Using the records provided below, locate and copy each line that contains the word "this".

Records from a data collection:
┄┄┄┄┄┄┄┄┄┄
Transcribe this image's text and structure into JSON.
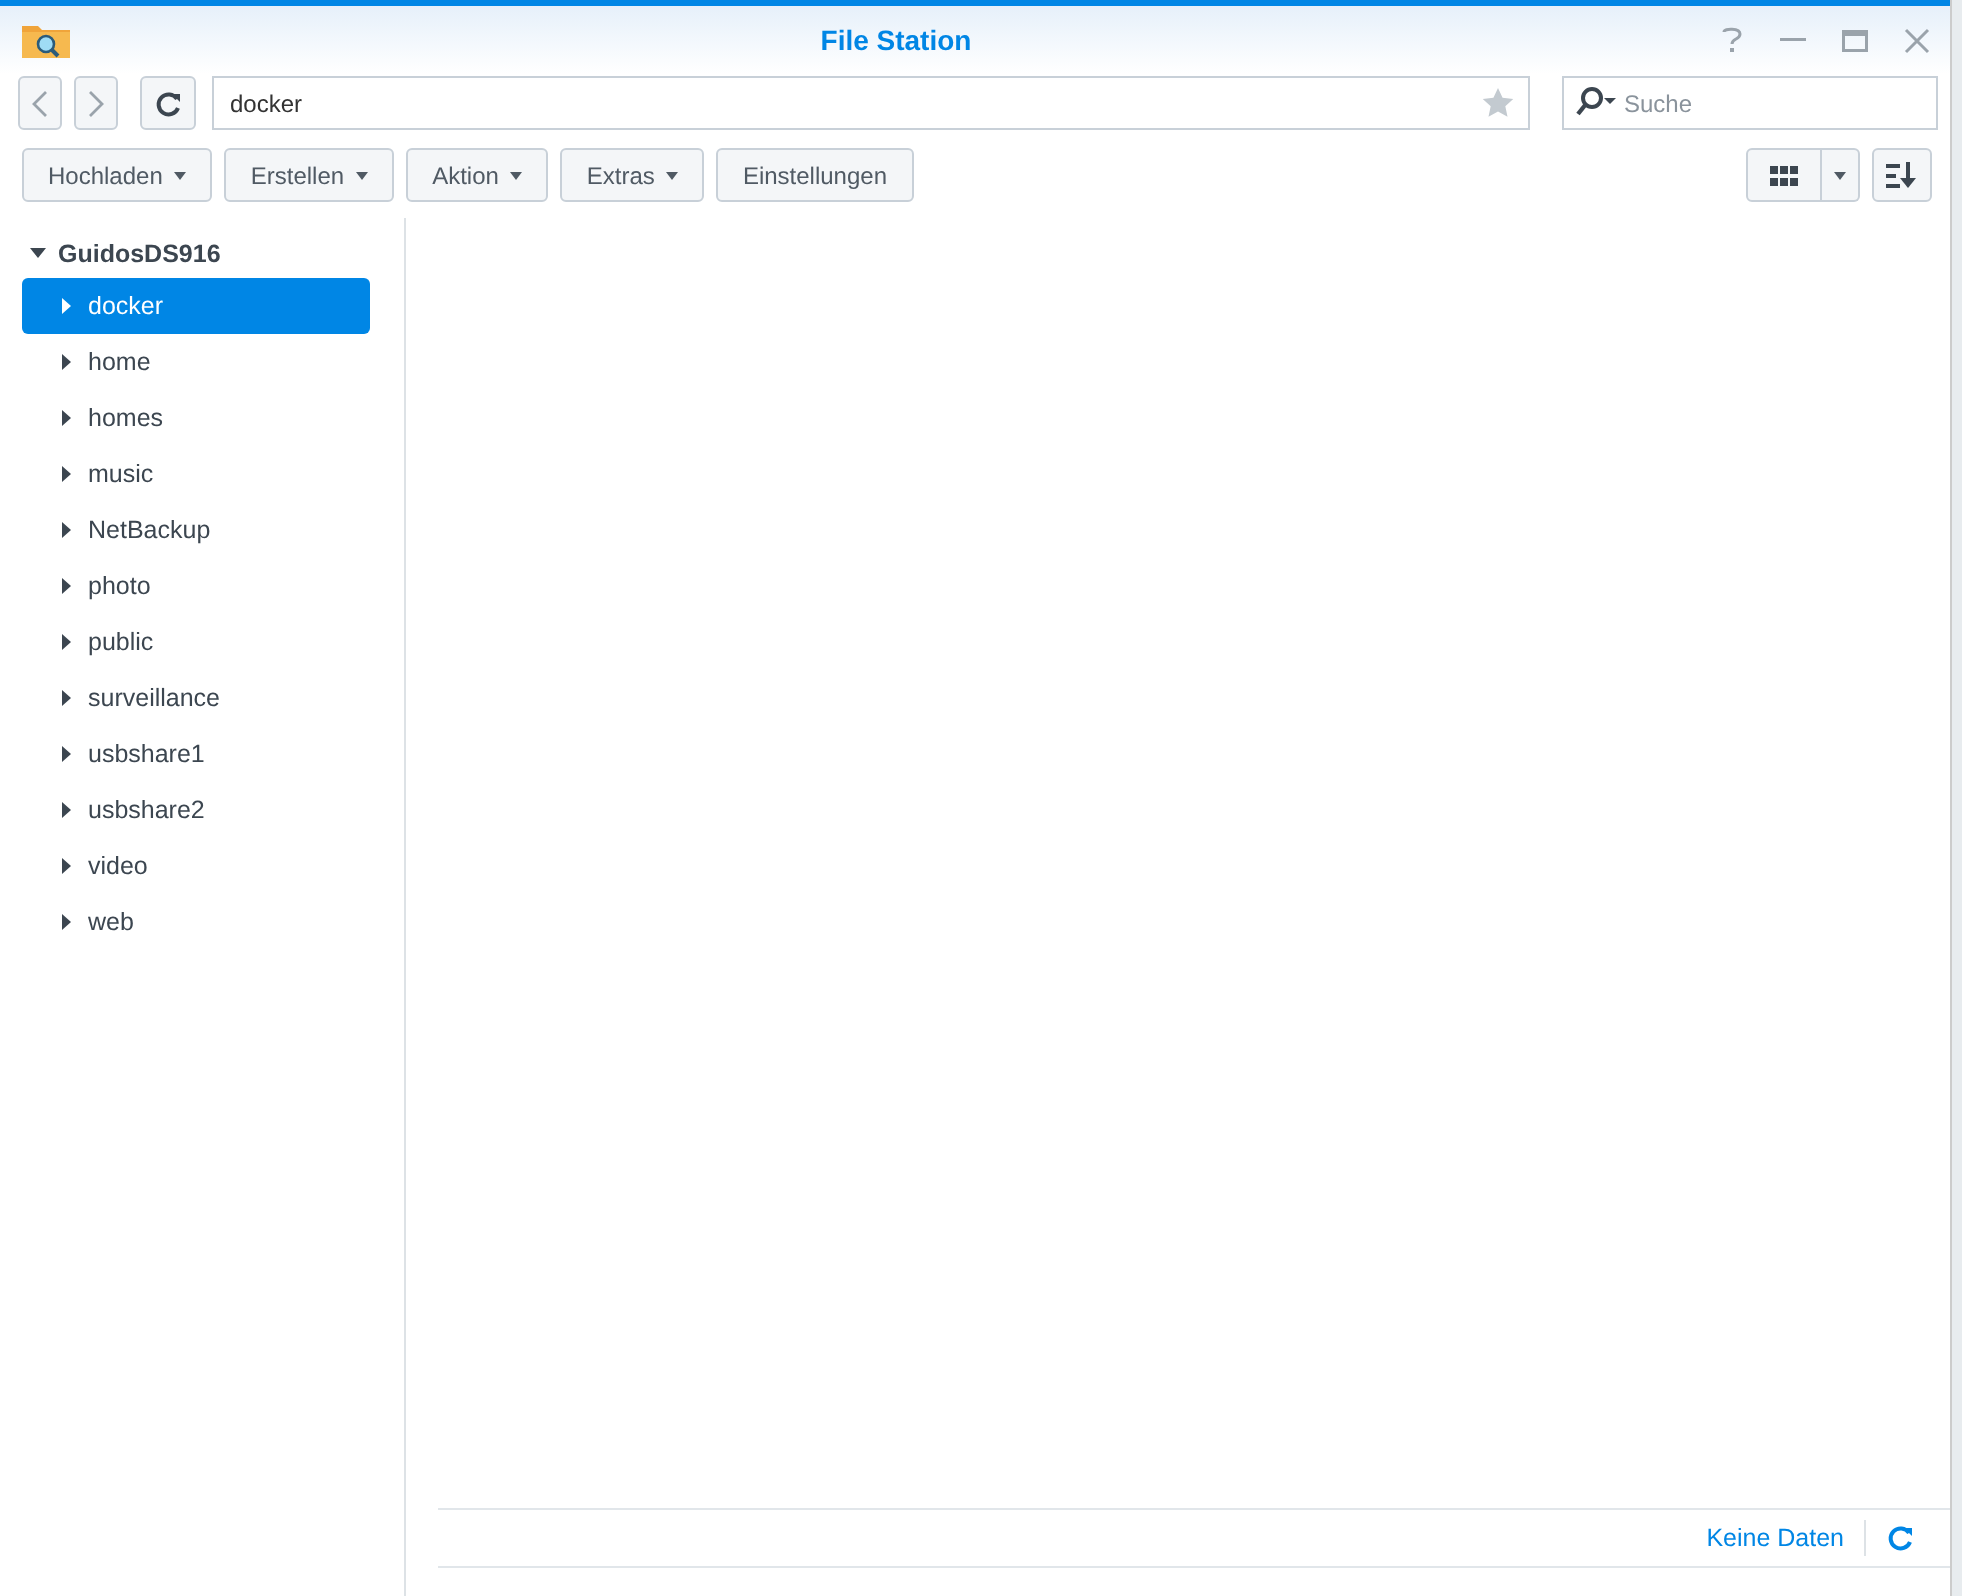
{
  "window": {
    "title": "File Station"
  },
  "path_field": {
    "value": "docker"
  },
  "search": {
    "placeholder": "Suche"
  },
  "toolbar": [
    {
      "label": "Hochladen",
      "dropdown": true
    },
    {
      "label": "Erstellen",
      "dropdown": true
    },
    {
      "label": "Aktion",
      "dropdown": true
    },
    {
      "label": "Extras",
      "dropdown": true
    },
    {
      "label": "Einstellungen",
      "dropdown": false
    }
  ],
  "tree": {
    "label": "GuidosDS916",
    "expanded": true,
    "children": [
      {
        "label": "docker",
        "selected": true
      },
      {
        "label": "home",
        "selected": false
      },
      {
        "label": "homes",
        "selected": false
      },
      {
        "label": "music",
        "selected": false
      },
      {
        "label": "NetBackup",
        "selected": false
      },
      {
        "label": "photo",
        "selected": false
      },
      {
        "label": "public",
        "selected": false
      },
      {
        "label": "surveillance",
        "selected": false
      },
      {
        "label": "usbshare1",
        "selected": false
      },
      {
        "label": "usbshare2",
        "selected": false
      },
      {
        "label": "video",
        "selected": false
      },
      {
        "label": "web",
        "selected": false
      }
    ]
  },
  "status_bar": {
    "text": "Keine Daten"
  }
}
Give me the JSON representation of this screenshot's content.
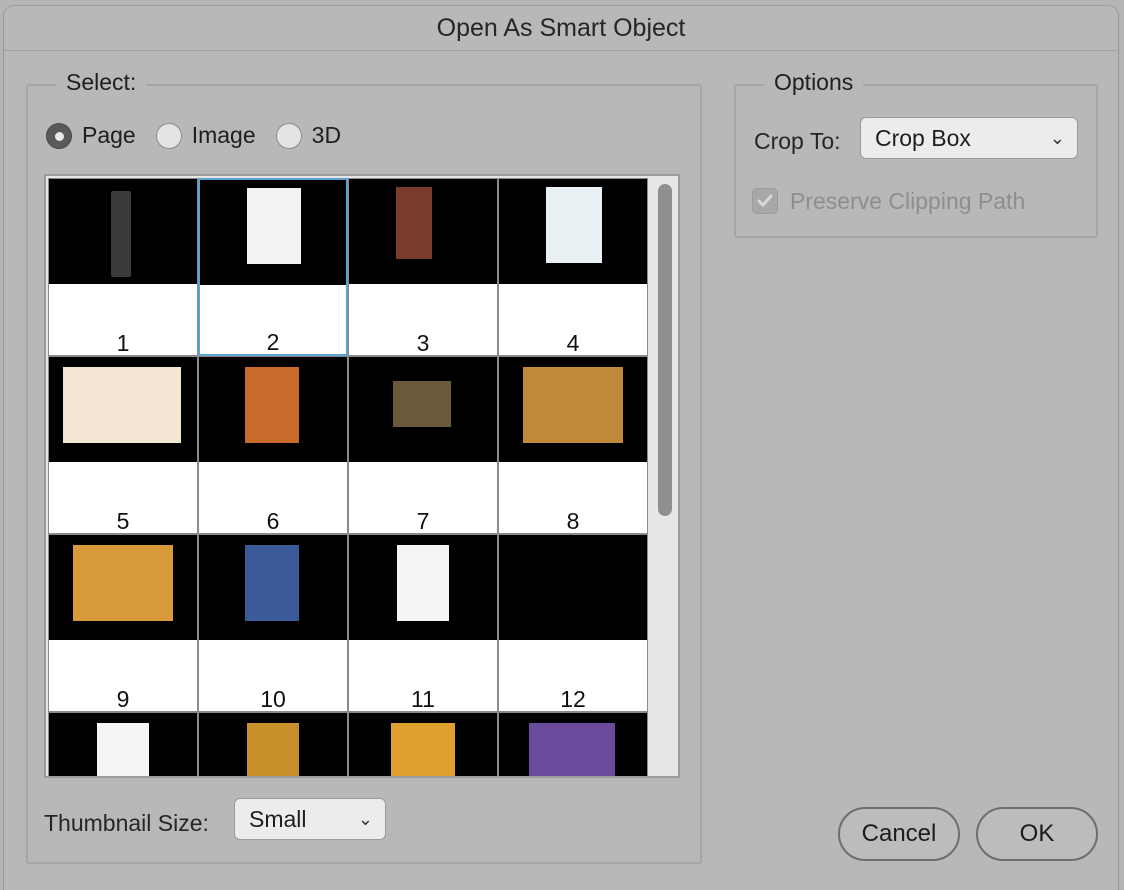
{
  "window": {
    "title": "Open As Smart Object"
  },
  "select_group": {
    "legend": "Select:",
    "options": [
      {
        "label": "Page",
        "selected": true
      },
      {
        "label": "Image",
        "selected": false
      },
      {
        "label": "3D",
        "selected": false
      }
    ]
  },
  "pages": [
    {
      "number": "1",
      "selected": false
    },
    {
      "number": "2",
      "selected": true
    },
    {
      "number": "3",
      "selected": false
    },
    {
      "number": "4",
      "selected": false
    },
    {
      "number": "5",
      "selected": false
    },
    {
      "number": "6",
      "selected": false
    },
    {
      "number": "7",
      "selected": false
    },
    {
      "number": "8",
      "selected": false
    },
    {
      "number": "9",
      "selected": false
    },
    {
      "number": "10",
      "selected": false
    },
    {
      "number": "11",
      "selected": false
    },
    {
      "number": "12",
      "selected": false
    },
    {
      "number": "",
      "selected": false
    },
    {
      "number": "",
      "selected": false
    },
    {
      "number": "",
      "selected": false
    },
    {
      "number": "",
      "selected": false
    }
  ],
  "thumbnail_size": {
    "label": "Thumbnail Size:",
    "value": "Small"
  },
  "options_group": {
    "legend": "Options",
    "crop_to_label": "Crop To:",
    "crop_to_value": "Crop Box",
    "preserve_clipping_label": "Preserve Clipping Path",
    "preserve_clipping_checked": true
  },
  "buttons": {
    "cancel": "Cancel",
    "ok": "OK"
  },
  "colors": {
    "selection_border": "#5aa3cf",
    "dialog_bg": "#b8b8b8"
  }
}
┄┄┄┄┄┄┄┄┄┄
**COMPLETE RESPONSE**
Transcribe this image's text and structure into JSON.
Give me the JSON representation of this screenshot's content.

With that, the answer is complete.